What to do: Spot each line in the records below where the word "image" occurs, then copy it.

━━━━━ The records

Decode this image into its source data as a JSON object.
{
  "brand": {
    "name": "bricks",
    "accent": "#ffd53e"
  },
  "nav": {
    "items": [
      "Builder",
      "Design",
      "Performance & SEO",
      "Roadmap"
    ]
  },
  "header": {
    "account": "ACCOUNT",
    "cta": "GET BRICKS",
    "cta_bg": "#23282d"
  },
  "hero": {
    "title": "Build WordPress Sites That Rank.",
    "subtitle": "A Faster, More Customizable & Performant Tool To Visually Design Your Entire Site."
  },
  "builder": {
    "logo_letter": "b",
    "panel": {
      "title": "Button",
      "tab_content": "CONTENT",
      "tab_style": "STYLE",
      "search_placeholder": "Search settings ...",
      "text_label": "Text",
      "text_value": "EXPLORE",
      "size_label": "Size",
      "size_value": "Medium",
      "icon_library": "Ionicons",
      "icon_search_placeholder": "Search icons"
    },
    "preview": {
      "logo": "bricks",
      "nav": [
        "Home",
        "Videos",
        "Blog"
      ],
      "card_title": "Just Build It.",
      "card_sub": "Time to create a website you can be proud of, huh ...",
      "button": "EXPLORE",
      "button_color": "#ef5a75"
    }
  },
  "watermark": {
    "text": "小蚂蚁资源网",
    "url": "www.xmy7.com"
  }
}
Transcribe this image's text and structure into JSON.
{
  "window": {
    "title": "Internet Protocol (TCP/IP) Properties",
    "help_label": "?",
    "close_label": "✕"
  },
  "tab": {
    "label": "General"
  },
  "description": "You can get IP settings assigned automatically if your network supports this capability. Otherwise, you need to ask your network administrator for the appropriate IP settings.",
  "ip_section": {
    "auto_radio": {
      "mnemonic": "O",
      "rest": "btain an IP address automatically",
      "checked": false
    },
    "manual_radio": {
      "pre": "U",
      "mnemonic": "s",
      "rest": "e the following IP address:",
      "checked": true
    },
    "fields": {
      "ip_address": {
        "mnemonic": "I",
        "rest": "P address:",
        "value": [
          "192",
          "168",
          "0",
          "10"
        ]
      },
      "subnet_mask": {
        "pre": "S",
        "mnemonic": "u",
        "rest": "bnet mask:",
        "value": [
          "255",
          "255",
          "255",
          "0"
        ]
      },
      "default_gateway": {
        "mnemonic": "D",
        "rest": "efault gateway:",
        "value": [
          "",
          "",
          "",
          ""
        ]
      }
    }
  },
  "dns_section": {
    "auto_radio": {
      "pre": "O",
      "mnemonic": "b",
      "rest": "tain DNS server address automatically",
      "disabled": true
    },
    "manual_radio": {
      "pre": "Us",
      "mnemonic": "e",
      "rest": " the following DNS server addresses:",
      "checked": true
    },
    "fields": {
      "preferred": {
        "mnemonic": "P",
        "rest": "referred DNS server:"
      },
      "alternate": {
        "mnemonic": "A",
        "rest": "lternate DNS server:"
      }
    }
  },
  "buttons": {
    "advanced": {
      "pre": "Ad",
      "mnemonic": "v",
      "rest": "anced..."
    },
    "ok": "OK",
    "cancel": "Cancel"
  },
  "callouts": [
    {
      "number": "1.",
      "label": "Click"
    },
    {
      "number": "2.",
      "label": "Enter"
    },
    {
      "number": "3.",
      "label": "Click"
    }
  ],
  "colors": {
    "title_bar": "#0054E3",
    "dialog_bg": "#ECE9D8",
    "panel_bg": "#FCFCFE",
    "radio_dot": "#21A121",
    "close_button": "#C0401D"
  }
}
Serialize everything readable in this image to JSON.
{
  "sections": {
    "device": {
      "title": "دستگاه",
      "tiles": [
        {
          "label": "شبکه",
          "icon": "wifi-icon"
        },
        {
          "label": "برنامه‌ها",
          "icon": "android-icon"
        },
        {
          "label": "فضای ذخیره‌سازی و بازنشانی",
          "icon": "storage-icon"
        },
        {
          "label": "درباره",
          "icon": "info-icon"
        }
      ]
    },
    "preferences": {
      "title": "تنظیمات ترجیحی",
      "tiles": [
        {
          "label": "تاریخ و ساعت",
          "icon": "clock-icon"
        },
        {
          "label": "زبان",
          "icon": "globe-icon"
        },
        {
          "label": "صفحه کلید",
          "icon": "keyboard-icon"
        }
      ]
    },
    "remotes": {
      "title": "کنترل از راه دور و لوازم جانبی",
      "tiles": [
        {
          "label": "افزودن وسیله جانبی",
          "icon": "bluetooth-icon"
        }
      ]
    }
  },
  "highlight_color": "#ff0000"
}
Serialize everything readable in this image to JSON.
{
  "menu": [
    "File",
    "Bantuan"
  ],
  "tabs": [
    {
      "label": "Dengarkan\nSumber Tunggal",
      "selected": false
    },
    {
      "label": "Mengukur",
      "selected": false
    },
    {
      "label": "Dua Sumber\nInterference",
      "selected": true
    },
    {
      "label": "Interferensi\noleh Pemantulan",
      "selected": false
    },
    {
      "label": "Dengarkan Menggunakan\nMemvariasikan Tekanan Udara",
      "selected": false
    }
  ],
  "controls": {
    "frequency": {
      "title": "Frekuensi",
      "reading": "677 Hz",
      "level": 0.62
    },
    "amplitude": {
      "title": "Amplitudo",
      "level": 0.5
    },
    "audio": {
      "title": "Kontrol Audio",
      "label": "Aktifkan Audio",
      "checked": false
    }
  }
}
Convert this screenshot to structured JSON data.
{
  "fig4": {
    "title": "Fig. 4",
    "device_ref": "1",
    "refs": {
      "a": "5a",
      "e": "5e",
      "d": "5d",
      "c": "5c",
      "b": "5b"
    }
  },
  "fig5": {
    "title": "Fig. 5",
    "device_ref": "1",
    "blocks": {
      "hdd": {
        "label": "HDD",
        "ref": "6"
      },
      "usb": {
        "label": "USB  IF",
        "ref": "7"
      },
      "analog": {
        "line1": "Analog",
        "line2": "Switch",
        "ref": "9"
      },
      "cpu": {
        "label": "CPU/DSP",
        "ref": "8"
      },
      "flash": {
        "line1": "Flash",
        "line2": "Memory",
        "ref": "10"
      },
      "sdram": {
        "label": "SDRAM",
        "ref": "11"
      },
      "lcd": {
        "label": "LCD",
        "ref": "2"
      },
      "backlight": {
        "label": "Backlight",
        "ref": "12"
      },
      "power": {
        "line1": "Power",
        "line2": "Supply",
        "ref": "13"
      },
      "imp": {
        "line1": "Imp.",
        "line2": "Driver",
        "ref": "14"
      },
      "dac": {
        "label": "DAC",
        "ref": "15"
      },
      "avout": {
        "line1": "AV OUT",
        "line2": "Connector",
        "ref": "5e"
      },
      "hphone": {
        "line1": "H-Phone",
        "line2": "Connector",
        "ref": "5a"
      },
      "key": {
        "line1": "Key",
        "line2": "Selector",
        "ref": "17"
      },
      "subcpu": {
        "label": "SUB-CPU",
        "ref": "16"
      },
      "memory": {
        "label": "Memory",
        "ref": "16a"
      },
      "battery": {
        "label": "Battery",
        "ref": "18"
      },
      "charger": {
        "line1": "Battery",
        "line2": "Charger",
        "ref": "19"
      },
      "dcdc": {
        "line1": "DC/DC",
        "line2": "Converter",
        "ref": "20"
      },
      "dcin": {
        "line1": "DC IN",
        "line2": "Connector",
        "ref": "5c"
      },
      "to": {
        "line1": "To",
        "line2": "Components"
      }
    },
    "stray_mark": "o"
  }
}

━━━━━━━━━━

Task answer:
Decode this image into its source data as a JSON object.
Transcribe this image's text and structure into JSON.
Serialize everything readable in this image to JSON.
Serialize everything readable in this image to JSON.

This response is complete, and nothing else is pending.